** BEGIN DATASET EXTRACT **

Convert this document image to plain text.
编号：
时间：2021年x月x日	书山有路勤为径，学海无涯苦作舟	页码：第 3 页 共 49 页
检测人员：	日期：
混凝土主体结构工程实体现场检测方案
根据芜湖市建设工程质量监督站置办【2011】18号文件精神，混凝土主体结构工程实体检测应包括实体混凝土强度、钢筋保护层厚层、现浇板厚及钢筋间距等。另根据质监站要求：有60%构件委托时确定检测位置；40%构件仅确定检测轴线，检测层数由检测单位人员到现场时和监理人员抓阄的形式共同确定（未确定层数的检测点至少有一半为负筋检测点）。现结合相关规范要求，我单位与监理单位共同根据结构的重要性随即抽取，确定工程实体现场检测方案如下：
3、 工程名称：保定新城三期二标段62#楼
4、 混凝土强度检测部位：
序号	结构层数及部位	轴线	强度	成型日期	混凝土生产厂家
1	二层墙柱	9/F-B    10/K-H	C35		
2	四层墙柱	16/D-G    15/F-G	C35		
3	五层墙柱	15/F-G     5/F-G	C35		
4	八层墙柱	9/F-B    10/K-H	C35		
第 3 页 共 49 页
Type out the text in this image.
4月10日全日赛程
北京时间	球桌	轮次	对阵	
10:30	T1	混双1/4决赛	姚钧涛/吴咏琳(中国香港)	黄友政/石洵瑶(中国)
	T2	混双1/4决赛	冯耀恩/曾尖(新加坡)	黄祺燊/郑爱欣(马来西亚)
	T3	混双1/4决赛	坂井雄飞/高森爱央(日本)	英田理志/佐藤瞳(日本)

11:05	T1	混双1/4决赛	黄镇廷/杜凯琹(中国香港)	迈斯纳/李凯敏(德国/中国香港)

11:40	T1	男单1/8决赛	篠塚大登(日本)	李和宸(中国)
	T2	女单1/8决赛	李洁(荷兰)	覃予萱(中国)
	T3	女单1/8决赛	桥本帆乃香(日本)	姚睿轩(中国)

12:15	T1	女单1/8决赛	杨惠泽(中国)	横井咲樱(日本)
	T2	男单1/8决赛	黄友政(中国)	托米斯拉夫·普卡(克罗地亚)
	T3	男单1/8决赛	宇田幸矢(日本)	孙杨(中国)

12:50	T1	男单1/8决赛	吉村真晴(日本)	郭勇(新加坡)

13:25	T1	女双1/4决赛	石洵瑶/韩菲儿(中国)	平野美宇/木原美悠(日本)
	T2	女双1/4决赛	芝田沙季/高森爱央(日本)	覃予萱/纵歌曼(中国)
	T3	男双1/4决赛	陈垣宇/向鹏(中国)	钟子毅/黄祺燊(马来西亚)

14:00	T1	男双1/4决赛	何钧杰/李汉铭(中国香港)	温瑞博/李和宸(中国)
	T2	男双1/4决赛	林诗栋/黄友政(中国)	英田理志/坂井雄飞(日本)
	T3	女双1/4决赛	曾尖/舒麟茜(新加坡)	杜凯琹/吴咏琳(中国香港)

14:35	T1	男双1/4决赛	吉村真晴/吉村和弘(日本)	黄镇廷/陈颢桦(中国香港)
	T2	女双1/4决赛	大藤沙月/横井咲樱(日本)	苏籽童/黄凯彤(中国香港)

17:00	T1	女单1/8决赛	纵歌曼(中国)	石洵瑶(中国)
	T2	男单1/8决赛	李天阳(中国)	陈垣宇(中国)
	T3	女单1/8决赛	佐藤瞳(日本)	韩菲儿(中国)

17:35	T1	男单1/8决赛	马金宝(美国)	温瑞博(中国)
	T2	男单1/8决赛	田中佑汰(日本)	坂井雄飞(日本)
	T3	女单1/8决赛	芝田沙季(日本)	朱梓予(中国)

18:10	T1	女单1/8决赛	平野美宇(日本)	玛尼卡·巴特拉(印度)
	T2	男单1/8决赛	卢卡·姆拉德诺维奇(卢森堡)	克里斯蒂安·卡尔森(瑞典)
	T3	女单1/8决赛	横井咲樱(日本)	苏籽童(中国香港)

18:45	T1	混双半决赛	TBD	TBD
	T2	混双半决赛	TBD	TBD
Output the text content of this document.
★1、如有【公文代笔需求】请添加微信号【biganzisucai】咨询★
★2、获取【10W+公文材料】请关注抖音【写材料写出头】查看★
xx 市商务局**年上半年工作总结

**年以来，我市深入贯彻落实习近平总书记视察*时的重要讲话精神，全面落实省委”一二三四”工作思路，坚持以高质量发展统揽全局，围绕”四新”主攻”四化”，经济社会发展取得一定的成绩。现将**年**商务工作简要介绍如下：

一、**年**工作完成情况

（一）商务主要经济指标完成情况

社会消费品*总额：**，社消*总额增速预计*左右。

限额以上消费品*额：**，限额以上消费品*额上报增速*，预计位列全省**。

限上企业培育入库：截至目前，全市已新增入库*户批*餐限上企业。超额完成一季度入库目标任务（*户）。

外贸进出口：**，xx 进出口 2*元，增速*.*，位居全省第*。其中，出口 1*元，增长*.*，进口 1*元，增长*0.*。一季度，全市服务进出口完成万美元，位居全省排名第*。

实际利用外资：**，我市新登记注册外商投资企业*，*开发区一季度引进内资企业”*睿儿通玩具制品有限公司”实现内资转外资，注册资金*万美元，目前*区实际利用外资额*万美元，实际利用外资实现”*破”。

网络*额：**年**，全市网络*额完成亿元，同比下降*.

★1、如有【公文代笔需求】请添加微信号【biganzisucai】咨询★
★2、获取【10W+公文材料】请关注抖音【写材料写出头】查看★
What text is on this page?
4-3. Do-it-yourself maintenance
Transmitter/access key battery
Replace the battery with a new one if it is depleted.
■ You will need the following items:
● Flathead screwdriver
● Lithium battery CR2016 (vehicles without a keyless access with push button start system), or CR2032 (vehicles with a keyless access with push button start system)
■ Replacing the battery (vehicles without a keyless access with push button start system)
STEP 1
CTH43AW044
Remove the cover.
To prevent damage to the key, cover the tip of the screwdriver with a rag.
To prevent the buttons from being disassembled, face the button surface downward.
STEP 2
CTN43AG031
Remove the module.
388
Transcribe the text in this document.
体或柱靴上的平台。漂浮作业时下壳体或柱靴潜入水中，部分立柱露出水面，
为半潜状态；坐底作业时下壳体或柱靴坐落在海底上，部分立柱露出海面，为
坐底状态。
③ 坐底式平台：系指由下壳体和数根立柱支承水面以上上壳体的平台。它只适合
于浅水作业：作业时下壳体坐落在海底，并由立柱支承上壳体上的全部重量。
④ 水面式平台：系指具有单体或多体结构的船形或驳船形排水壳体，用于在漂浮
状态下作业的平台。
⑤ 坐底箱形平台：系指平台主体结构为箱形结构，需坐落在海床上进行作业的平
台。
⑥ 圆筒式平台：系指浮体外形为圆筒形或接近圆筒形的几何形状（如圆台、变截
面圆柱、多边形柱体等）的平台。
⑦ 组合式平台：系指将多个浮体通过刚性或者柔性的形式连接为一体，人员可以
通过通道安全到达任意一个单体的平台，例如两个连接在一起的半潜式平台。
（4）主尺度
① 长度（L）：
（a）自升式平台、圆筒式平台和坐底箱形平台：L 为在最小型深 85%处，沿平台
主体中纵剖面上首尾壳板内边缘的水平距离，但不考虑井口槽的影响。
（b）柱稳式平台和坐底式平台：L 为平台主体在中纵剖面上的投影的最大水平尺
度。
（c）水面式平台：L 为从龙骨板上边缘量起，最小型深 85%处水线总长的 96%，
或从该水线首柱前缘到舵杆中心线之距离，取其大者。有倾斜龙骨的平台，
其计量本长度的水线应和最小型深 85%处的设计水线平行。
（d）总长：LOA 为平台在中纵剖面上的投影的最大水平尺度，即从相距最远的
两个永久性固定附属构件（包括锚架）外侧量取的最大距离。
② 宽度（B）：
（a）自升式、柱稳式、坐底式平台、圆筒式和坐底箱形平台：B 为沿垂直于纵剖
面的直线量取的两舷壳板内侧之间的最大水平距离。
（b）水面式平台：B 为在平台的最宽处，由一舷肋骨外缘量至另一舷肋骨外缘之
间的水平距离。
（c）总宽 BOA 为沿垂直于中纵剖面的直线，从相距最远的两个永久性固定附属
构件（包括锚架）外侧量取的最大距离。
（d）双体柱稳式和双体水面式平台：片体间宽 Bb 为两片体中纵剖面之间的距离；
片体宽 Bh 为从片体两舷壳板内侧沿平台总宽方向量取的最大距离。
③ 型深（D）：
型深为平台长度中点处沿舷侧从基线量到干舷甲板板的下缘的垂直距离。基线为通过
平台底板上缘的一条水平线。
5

** END DATASET EXTRACT **

> TO BE DONE
Where a line of the records above holds the word "横井咲樱", copy that line.

> THE REPLY
12:15	T1	女单1/8决赛	杨惠泽(中国)	横井咲樱(日本)
	T2	女双1/4决赛	大藤沙月/横井咲樱(日本)	苏籽童/黄凯彤(中国香港)
	T3	女单1/8决赛	横井咲樱(日本)	苏籽童(中国香港)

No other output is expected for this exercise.